● **Do this**
Locate all lines with the word "Viewer" and copy them out.

** start Task data **

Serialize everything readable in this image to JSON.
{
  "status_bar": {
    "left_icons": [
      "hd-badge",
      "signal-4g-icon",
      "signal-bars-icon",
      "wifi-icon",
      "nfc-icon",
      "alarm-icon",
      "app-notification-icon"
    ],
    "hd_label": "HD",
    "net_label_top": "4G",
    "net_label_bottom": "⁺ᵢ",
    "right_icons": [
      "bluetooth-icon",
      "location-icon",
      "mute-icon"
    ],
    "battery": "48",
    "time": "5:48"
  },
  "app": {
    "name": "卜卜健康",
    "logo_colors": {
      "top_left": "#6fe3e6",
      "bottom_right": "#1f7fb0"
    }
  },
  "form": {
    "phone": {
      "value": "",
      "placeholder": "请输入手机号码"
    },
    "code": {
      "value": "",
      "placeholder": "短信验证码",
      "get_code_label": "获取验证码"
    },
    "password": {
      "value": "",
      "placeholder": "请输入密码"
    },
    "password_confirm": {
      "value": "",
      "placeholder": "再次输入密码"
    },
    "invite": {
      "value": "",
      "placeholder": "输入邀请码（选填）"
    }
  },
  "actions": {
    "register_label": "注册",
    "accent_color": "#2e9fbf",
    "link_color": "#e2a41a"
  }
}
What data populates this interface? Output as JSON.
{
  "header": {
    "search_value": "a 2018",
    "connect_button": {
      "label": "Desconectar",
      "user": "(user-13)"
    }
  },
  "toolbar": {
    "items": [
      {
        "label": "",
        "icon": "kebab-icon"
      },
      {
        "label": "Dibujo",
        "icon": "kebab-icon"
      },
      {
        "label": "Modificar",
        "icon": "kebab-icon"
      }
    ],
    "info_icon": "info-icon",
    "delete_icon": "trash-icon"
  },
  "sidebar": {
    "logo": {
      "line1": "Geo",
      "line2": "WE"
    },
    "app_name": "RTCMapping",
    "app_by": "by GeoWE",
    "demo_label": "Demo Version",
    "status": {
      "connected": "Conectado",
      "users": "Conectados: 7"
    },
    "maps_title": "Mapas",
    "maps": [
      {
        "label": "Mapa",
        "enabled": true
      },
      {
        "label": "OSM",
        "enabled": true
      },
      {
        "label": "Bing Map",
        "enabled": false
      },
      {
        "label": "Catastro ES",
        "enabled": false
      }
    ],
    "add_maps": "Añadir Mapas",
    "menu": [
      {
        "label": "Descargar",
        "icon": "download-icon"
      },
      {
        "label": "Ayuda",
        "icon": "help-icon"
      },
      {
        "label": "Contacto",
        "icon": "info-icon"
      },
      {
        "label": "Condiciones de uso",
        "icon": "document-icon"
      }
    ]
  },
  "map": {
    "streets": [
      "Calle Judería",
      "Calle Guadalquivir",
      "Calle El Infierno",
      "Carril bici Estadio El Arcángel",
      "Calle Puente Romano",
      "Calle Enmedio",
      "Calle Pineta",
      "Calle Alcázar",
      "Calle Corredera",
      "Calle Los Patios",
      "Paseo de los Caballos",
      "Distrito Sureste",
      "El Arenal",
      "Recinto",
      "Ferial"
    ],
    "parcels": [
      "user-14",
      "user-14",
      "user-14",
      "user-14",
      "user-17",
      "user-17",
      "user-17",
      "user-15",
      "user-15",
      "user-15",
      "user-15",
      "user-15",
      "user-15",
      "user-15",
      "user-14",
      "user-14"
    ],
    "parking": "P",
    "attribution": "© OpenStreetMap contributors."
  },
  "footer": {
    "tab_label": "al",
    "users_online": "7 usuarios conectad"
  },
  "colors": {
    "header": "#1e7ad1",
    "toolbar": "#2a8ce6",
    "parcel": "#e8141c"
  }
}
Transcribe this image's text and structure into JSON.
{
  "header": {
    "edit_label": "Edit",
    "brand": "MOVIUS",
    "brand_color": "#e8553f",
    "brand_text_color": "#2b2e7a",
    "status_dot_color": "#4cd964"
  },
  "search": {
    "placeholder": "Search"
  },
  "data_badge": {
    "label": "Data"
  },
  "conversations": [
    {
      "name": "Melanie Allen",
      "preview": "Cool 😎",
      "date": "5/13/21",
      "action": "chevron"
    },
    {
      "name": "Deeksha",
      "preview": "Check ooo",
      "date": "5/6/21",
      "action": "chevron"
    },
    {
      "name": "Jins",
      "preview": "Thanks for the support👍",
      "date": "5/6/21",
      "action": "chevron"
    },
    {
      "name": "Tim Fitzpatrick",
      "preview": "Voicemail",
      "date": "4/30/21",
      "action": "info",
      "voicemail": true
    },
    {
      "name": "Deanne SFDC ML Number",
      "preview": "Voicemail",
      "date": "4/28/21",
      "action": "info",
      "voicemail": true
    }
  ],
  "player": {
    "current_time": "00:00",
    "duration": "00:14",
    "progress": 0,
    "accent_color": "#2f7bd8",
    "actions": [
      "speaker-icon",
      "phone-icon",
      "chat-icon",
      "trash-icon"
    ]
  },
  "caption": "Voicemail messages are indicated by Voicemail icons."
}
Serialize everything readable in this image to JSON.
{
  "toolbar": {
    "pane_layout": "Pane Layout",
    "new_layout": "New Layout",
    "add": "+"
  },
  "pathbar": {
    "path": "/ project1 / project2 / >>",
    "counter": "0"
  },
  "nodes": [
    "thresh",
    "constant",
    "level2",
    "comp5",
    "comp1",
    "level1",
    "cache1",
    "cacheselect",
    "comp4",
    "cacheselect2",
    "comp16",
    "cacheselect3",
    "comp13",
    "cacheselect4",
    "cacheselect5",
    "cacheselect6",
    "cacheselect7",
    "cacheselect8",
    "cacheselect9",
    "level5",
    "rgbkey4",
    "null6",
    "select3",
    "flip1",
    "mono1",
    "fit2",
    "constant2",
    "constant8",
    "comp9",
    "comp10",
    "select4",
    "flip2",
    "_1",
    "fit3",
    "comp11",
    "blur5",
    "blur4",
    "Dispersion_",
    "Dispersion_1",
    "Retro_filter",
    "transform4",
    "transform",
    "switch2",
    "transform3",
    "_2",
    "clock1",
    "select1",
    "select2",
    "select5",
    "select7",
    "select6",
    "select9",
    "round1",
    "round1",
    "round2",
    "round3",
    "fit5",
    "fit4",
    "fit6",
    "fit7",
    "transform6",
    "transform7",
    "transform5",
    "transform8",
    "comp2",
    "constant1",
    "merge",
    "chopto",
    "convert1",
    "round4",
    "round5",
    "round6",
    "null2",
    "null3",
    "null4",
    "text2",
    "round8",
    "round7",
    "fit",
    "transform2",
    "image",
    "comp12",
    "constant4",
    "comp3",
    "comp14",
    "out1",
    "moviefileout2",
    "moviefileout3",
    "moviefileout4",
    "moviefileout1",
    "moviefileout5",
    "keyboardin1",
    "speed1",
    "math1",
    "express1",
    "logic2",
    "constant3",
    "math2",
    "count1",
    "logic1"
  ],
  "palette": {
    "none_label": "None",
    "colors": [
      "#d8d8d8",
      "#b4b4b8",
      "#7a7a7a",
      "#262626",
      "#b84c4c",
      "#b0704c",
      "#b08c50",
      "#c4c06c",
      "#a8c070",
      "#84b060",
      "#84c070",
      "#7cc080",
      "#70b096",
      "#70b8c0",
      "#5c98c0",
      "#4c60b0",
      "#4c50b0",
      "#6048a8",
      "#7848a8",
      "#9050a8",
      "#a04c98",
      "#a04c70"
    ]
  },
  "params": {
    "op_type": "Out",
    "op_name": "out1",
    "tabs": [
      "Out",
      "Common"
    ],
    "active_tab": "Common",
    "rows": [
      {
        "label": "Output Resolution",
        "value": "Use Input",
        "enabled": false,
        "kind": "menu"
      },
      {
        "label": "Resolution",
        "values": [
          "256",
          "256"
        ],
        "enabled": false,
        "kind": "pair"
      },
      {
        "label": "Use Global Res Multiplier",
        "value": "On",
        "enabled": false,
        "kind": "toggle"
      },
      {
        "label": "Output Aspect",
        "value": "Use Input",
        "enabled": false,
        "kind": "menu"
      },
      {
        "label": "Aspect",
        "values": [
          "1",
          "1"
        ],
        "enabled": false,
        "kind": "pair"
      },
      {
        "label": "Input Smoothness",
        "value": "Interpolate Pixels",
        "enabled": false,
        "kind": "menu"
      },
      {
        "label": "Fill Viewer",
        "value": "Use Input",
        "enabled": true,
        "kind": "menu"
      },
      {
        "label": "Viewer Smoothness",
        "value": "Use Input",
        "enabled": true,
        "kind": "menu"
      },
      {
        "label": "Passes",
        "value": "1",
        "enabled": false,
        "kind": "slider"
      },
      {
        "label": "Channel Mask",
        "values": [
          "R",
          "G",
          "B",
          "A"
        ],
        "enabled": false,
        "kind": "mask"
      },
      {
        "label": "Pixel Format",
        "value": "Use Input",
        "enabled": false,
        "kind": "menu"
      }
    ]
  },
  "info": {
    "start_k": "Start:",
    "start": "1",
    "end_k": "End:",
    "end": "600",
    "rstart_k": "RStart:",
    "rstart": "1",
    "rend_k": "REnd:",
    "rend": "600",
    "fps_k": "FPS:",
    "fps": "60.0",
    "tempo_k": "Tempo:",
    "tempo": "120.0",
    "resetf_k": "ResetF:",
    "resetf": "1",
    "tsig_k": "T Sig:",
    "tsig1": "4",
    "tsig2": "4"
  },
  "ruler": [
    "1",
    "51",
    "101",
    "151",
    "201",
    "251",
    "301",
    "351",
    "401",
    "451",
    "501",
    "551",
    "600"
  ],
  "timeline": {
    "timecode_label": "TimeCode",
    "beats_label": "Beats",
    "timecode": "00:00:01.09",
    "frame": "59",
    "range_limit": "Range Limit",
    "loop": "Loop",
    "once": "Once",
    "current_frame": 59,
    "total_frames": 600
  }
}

** end Task data **

● **Response**
        "label": "Fill Viewer",
        "label": "Viewer Smoothness",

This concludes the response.